◆ Задание 1:
Перепишите дословно записи: всё от самого начала записей вниз до строки, в которой стоит «feature-3-number-badge: 3 [72,512,97,537]», включая обе границы.

◆ Исходный текст:
2) Далее, безусловно, близкое по времени создания, а также одно из первых описаний русской столицы, быта и нравов москвичей — «Путешествие в Персию» 1487 года Амвросия Контарини, еще одного знатного венецианца-дипломата, бывшего в Москве по возвращении из Персии в Венецию и благосклонно принятого великим князем (через Переяславль Рязанский проезжал в сентябре 1476 года). Немалая часть его «Путешествия» посвящена рассказу о пребывании в Москве; его рязанские фрагменты достаточно лаконичны, информативно скудны и зависимы от повествования Барбаро, хотя при этом не лишены эмоциональности и оценочности суждений, в частности в отношении местных жителей [Контарини, 1836].

Стоит отметить, что путевые известия венецианцев Барбаро и Контарини относятся ко времени упадка Рязанского княжества и значительного сокращения его территории. Большая часть земель, присоединенных еще Олегом Ивановичем Рязанским во второй половине XIV века — в эпоху и могущества, и расцвета княжества, попала в XV столетии под влияние Литовского и Московского княжеств. Под контролем рязанских князей остались только земли, бывшие в их владении еще в домонгольскую эпоху. В середине XV в. правивший с 1427 по 1456 год рязанский князь Иван Федорович (внук князя Олега Ивановича, сын Федора Олеговича и княгини Софьи — сестры великого Московского князя Василия Дмитриевича) признал себя не кем иным, как «младшим братом» московского государя. В конце XV столетия начался процесс перехода к Москве рязанской земли по частям и потери ею независимости, завершившийся к 1520-1521 годам [Зимин, 1972, с. 208-209]. Это, естественно, нашло отражение и в рязанском тексте иностранных травелогов.

◆ Строки данных:

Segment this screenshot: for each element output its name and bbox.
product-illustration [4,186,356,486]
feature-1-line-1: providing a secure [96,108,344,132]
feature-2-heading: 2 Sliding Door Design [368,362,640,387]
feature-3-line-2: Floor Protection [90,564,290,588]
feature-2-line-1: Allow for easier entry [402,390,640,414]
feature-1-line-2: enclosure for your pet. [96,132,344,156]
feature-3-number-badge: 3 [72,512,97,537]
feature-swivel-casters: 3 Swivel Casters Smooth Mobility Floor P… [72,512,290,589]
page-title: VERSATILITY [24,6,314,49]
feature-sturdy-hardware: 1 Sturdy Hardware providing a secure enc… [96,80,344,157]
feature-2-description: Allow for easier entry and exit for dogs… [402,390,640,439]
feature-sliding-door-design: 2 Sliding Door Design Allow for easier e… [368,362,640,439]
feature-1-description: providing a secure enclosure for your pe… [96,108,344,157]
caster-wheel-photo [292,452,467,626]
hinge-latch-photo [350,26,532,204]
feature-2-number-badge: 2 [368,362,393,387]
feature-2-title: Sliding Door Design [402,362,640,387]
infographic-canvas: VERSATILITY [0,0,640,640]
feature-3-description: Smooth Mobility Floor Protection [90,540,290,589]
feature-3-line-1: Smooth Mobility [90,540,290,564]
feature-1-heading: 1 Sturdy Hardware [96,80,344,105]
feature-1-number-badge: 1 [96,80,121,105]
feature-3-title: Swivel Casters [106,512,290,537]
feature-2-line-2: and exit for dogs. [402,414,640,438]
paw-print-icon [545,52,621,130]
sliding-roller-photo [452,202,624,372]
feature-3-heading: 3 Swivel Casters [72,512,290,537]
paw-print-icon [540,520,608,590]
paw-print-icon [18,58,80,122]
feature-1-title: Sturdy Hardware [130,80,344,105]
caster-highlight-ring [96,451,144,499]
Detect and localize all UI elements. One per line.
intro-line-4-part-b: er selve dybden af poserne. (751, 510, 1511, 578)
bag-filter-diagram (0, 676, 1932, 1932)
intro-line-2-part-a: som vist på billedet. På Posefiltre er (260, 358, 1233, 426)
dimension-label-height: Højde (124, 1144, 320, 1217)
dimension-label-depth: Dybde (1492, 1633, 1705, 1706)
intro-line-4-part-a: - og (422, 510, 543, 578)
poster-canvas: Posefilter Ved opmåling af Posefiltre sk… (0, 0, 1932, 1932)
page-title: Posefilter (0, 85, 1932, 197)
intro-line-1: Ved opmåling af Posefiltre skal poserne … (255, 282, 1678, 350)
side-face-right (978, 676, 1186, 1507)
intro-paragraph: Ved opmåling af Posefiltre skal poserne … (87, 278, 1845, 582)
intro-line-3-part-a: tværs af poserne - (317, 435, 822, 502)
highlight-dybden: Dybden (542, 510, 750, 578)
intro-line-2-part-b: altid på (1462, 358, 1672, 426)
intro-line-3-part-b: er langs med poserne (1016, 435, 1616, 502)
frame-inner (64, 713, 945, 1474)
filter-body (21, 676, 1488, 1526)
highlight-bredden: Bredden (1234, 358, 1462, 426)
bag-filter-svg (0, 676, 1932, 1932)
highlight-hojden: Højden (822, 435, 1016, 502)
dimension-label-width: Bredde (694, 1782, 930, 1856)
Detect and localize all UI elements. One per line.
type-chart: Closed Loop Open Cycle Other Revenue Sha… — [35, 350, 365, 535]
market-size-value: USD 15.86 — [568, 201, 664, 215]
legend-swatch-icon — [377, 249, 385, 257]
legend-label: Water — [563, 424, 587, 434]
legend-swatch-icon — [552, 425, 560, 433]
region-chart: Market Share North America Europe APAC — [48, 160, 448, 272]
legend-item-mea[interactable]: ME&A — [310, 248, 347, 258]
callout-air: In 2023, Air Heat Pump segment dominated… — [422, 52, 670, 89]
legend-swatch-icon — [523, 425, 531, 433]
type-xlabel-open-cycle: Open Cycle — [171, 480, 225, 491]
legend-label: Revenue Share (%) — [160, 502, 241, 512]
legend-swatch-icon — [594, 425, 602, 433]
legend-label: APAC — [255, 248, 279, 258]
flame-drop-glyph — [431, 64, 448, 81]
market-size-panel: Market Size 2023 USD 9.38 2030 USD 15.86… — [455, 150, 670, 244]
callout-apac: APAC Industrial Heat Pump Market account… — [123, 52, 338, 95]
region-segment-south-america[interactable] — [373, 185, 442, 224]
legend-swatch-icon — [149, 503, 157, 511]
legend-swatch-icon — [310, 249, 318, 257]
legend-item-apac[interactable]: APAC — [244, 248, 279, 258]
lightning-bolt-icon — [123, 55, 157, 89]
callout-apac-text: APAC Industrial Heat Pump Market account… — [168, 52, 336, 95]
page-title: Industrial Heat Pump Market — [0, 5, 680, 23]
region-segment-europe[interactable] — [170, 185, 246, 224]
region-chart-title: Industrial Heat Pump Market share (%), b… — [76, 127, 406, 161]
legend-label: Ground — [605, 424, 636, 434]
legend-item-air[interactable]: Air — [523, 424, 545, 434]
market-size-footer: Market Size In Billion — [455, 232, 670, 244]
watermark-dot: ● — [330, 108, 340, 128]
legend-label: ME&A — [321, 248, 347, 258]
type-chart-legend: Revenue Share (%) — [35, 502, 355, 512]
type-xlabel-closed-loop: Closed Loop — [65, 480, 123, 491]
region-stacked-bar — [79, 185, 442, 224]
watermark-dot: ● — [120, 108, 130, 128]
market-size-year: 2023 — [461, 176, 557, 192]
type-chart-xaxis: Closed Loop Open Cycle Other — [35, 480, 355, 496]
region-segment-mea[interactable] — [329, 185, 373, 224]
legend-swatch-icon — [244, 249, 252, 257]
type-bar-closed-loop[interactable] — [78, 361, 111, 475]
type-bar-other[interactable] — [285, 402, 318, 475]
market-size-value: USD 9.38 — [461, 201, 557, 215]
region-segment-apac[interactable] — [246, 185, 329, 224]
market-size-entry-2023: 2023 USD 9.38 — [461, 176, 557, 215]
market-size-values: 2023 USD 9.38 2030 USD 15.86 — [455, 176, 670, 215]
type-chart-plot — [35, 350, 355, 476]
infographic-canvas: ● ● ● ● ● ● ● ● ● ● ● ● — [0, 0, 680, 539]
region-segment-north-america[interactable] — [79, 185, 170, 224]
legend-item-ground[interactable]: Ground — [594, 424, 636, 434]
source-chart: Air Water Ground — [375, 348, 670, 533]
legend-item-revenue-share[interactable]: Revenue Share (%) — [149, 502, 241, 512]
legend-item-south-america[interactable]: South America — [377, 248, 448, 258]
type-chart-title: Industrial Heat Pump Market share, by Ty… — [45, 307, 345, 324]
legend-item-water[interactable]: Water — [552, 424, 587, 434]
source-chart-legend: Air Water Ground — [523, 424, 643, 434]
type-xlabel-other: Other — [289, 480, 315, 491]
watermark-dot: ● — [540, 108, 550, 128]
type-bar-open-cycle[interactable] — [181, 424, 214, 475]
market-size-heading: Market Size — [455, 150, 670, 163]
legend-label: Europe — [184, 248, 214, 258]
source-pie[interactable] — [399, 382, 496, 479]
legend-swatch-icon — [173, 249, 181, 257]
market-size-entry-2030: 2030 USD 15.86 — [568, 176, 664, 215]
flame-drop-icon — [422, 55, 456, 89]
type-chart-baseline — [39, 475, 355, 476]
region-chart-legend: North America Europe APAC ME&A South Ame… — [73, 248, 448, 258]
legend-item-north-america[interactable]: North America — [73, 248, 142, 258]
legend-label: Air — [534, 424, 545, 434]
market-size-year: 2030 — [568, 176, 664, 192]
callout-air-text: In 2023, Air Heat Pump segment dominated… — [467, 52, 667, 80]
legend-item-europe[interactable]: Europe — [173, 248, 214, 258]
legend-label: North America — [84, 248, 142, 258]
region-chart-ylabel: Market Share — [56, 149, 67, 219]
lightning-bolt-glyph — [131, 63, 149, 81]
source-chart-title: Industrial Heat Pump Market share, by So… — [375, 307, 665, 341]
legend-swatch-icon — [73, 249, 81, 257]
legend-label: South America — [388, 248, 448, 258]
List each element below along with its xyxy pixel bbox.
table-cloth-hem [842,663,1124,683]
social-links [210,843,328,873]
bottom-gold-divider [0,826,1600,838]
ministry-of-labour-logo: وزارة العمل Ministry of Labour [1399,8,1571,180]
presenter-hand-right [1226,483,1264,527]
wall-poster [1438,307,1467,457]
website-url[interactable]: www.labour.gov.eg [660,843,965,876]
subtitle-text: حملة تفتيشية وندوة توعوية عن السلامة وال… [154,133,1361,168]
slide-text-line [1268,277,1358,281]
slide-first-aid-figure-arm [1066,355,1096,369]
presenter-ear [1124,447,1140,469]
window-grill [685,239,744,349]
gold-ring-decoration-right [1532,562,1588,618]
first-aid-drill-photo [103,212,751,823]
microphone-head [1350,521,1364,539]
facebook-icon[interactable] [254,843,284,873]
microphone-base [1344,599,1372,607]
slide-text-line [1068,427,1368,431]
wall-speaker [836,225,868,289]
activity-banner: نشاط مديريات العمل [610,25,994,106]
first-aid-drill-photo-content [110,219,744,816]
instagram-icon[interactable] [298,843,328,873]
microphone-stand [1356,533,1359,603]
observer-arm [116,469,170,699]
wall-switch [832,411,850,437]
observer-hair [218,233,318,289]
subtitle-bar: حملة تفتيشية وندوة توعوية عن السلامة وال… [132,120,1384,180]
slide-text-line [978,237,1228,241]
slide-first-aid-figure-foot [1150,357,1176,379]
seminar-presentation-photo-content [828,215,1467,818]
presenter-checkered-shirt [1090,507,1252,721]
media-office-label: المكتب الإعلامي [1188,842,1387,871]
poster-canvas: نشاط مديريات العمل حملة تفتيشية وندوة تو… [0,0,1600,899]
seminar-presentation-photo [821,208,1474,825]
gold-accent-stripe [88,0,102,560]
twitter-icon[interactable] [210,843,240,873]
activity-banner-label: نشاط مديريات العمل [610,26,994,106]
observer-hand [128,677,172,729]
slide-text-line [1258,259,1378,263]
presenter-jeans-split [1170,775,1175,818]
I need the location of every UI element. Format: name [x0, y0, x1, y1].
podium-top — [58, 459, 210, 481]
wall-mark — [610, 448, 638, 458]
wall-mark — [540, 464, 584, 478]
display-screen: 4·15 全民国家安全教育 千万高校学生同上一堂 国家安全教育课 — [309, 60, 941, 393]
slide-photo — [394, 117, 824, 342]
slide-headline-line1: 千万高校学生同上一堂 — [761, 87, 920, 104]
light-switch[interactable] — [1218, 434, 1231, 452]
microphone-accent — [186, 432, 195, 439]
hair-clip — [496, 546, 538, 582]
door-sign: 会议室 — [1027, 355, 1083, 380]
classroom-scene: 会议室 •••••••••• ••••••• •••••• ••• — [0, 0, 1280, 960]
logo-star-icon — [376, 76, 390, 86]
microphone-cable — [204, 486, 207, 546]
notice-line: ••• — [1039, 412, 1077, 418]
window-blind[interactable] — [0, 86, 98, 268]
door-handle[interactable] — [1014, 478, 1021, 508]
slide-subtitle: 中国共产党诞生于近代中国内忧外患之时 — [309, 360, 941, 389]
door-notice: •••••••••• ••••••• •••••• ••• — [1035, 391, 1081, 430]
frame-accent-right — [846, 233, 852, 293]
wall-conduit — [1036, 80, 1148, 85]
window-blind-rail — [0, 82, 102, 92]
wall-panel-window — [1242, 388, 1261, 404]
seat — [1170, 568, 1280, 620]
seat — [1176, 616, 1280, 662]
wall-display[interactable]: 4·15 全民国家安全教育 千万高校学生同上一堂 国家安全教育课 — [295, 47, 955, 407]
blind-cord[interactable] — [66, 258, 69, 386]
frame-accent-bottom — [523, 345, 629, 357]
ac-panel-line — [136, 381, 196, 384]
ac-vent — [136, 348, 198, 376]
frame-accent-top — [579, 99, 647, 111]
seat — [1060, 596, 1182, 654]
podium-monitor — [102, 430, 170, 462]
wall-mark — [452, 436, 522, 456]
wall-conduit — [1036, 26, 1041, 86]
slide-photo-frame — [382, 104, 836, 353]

◆ Задание 2:
Какие княжества названы в отрывке о Рязани в записках венецианцев?

◆ Ответ к заданию 1:
Segment this screenshot: for each element output its name and bbox.
product-illustration [4,186,356,486]
feature-1-line-1: providing a secure [96,108,344,132]
feature-2-heading: 2 Sliding Door Design [368,362,640,387]
feature-3-line-2: Floor Protection [90,564,290,588]
feature-2-line-1: Allow for easier entry [402,390,640,414]
feature-1-line-2: enclosure for your pet. [96,132,344,156]
feature-3-number-badge: 3 [72,512,97,537]

◆ Ответ к заданию 2:
Рязанское, Литовское и Московское княжества.